(Extracted data entries)
============================================================
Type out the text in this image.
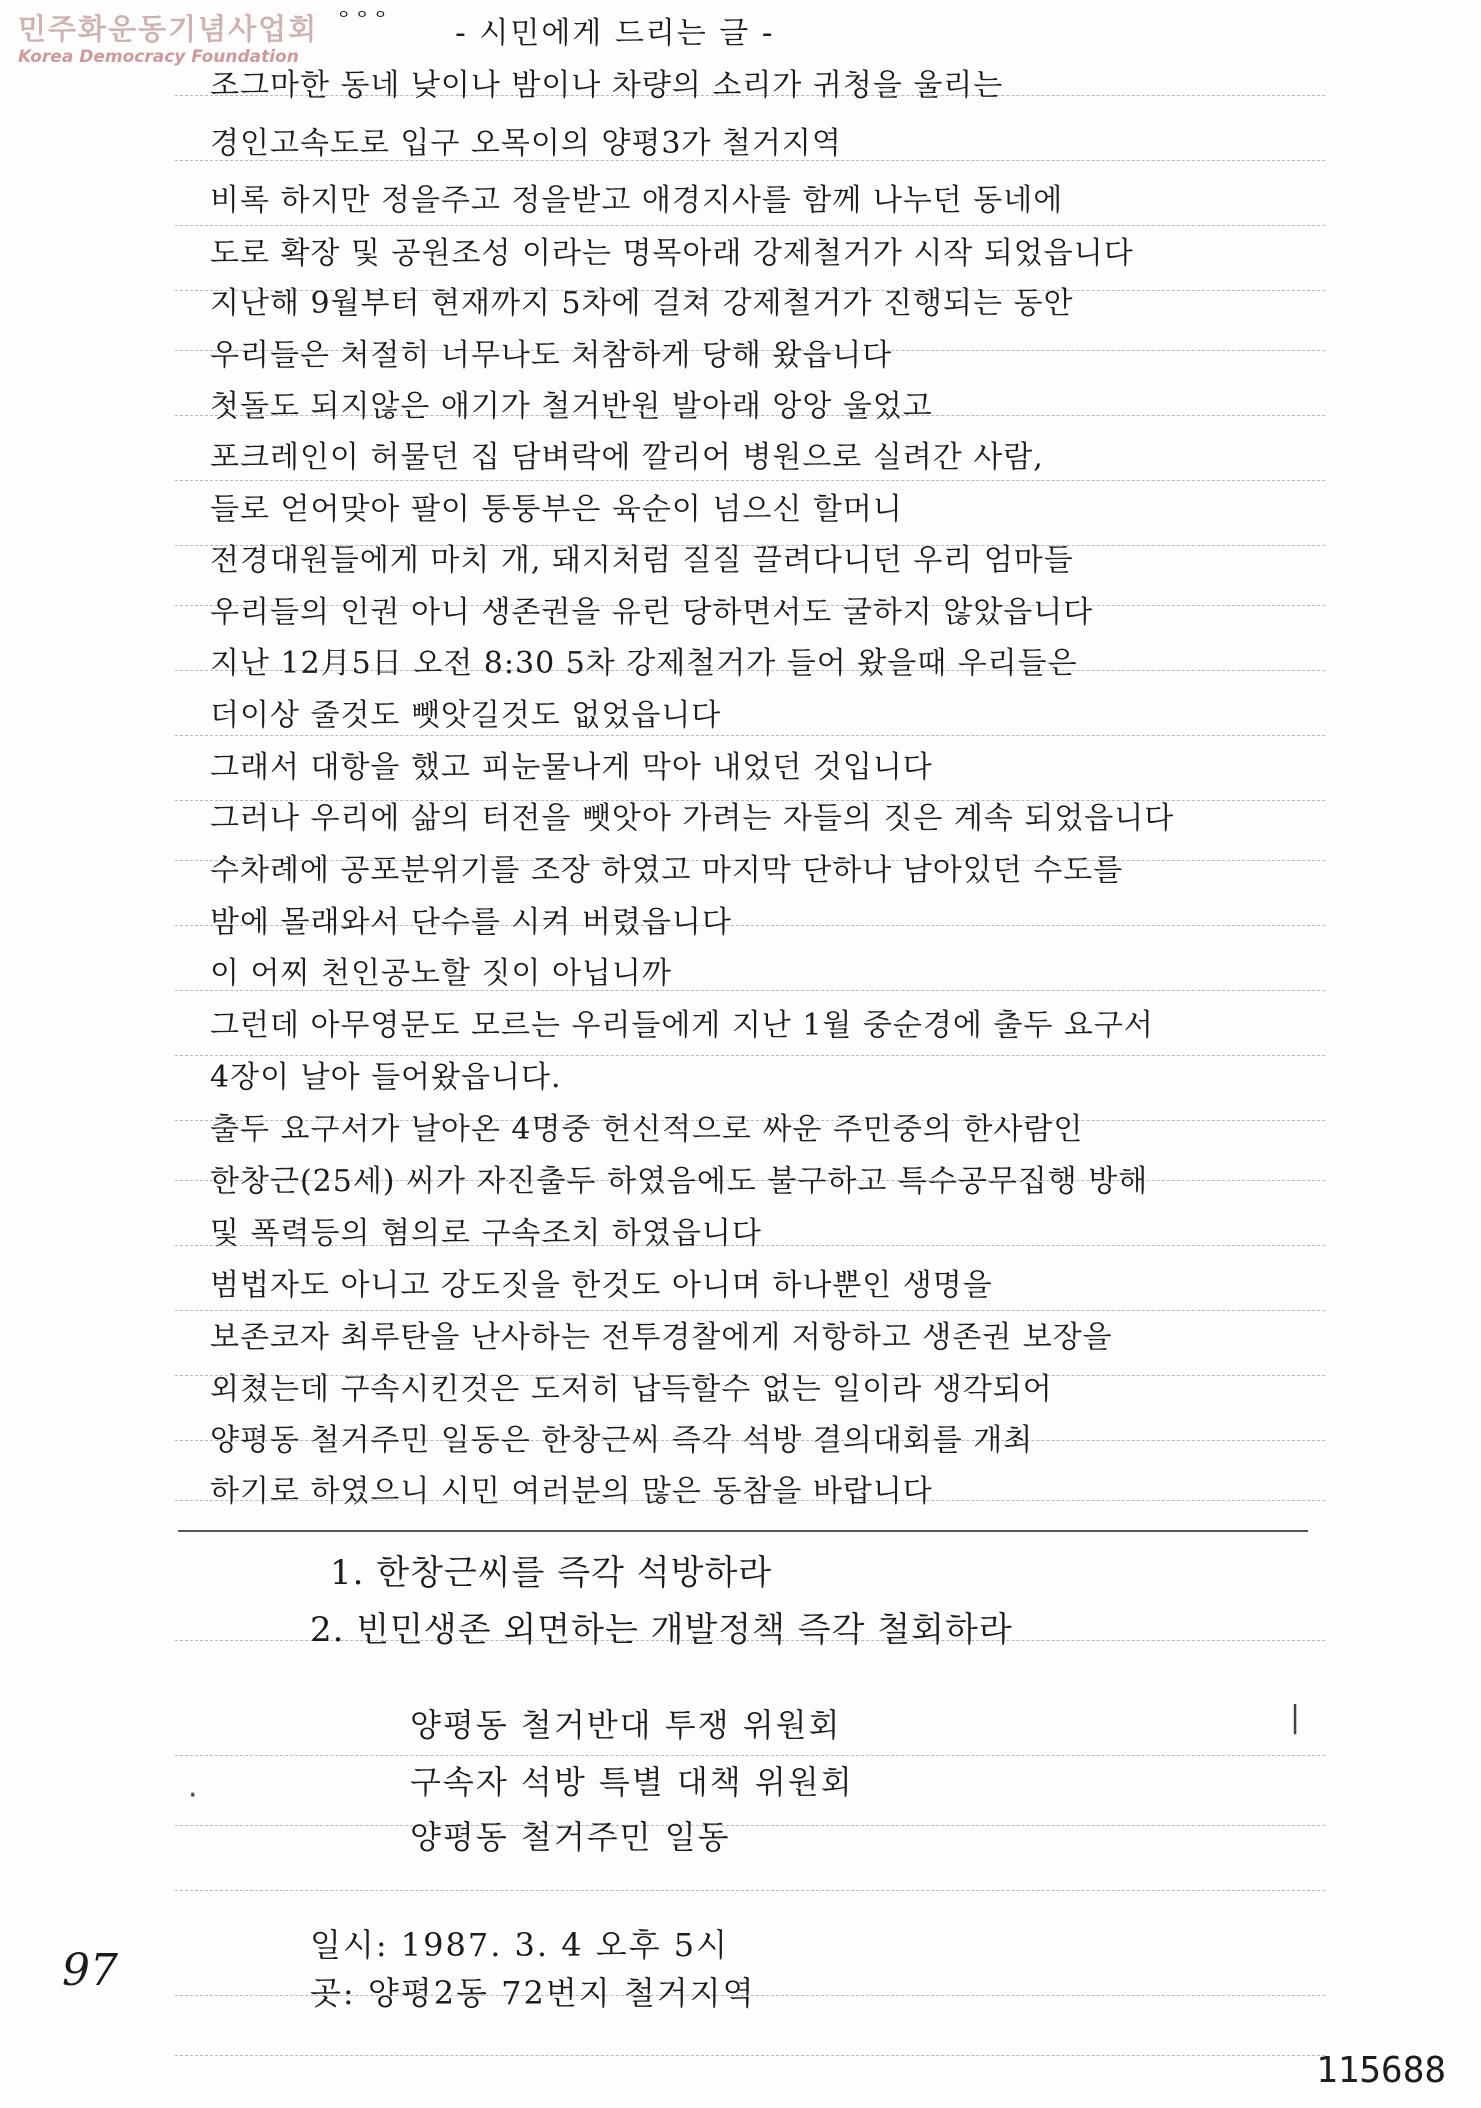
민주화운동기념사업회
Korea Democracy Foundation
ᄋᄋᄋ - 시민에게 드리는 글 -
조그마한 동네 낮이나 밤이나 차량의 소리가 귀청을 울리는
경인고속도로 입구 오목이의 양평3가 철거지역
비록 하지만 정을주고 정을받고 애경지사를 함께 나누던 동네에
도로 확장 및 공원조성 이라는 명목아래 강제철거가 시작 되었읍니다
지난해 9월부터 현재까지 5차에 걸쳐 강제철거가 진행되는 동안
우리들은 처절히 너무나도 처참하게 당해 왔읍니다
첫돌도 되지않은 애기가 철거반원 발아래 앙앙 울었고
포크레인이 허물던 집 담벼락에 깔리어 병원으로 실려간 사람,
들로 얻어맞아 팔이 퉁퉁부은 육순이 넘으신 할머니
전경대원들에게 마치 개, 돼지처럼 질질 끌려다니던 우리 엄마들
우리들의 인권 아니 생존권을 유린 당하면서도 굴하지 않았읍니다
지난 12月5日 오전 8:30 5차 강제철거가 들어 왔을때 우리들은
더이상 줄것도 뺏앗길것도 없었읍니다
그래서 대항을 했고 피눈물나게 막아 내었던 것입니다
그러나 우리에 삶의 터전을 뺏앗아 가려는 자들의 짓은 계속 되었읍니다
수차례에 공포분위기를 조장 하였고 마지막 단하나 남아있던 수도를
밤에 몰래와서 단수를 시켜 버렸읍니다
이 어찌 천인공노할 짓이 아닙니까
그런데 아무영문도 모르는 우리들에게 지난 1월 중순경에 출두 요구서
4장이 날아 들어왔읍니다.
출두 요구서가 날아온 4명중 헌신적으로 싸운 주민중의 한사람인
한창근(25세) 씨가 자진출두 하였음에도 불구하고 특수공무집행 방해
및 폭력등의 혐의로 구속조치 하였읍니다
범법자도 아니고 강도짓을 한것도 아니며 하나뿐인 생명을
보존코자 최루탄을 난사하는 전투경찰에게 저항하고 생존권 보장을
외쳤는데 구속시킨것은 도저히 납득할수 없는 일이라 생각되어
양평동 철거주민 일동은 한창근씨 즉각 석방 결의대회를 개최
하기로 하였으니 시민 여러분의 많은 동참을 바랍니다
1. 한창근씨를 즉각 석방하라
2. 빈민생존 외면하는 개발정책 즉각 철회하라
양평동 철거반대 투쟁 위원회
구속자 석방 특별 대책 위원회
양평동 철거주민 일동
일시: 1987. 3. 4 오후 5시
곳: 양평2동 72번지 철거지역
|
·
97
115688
============================================================
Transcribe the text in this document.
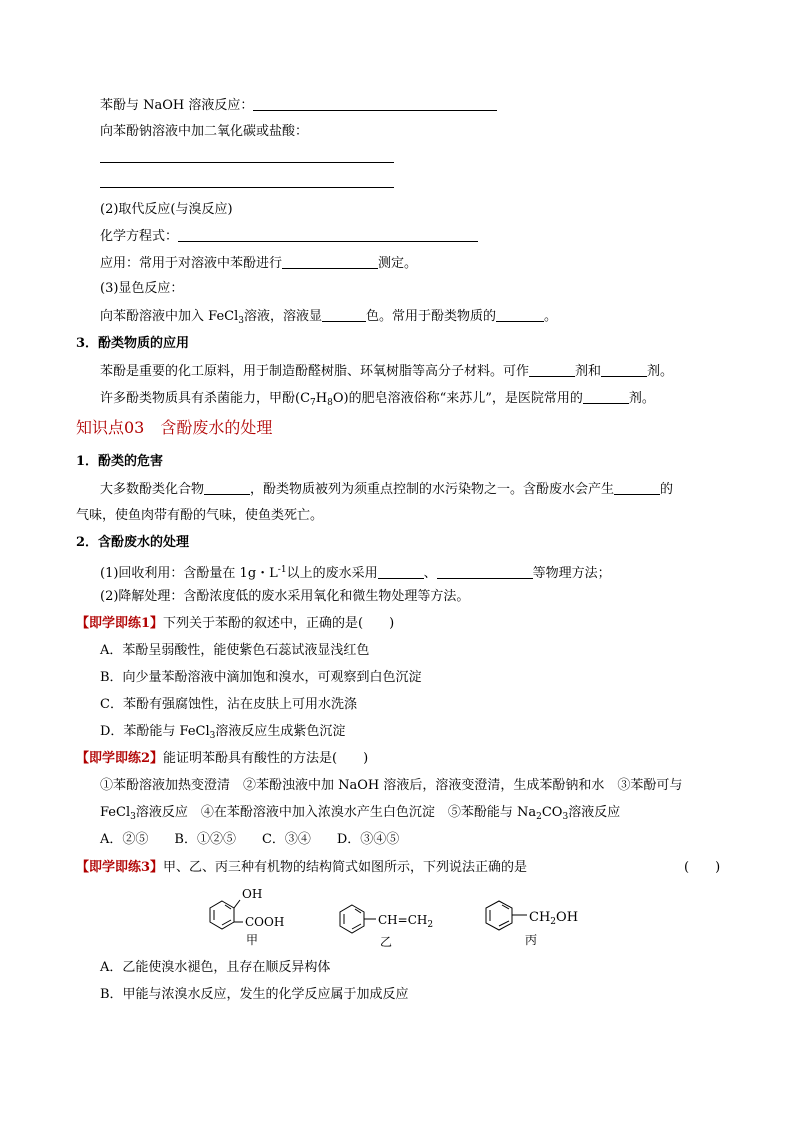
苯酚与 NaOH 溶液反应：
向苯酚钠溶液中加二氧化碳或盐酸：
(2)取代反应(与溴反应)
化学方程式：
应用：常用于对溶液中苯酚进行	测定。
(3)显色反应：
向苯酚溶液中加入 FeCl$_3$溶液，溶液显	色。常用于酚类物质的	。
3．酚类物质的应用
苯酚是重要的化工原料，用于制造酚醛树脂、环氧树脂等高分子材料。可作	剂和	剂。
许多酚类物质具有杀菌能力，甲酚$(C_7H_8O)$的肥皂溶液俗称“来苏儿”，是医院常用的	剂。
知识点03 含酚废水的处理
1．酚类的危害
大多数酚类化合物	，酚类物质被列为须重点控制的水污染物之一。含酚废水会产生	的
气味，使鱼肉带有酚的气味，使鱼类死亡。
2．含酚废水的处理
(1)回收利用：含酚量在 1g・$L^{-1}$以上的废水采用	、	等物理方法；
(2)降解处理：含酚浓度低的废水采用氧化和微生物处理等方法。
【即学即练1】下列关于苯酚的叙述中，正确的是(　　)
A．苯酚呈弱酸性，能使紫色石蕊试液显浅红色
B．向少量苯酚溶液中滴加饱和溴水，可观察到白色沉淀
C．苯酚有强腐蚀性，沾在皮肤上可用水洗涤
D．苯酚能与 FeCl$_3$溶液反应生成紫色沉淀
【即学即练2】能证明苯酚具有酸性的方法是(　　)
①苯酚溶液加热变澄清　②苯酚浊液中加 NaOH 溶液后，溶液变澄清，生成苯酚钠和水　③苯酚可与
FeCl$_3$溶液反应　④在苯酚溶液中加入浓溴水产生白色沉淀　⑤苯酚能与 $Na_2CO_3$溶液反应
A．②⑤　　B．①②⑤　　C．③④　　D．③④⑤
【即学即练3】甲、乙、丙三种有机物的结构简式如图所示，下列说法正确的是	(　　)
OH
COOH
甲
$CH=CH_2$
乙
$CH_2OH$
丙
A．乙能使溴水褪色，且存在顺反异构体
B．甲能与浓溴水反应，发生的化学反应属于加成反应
============================================================
### EXERCISE
From the listing above, copy out each line where the word "this" appears.

### RESPONSE TO THE TASK
Type out the text in this image.
Transcribe the text in this document.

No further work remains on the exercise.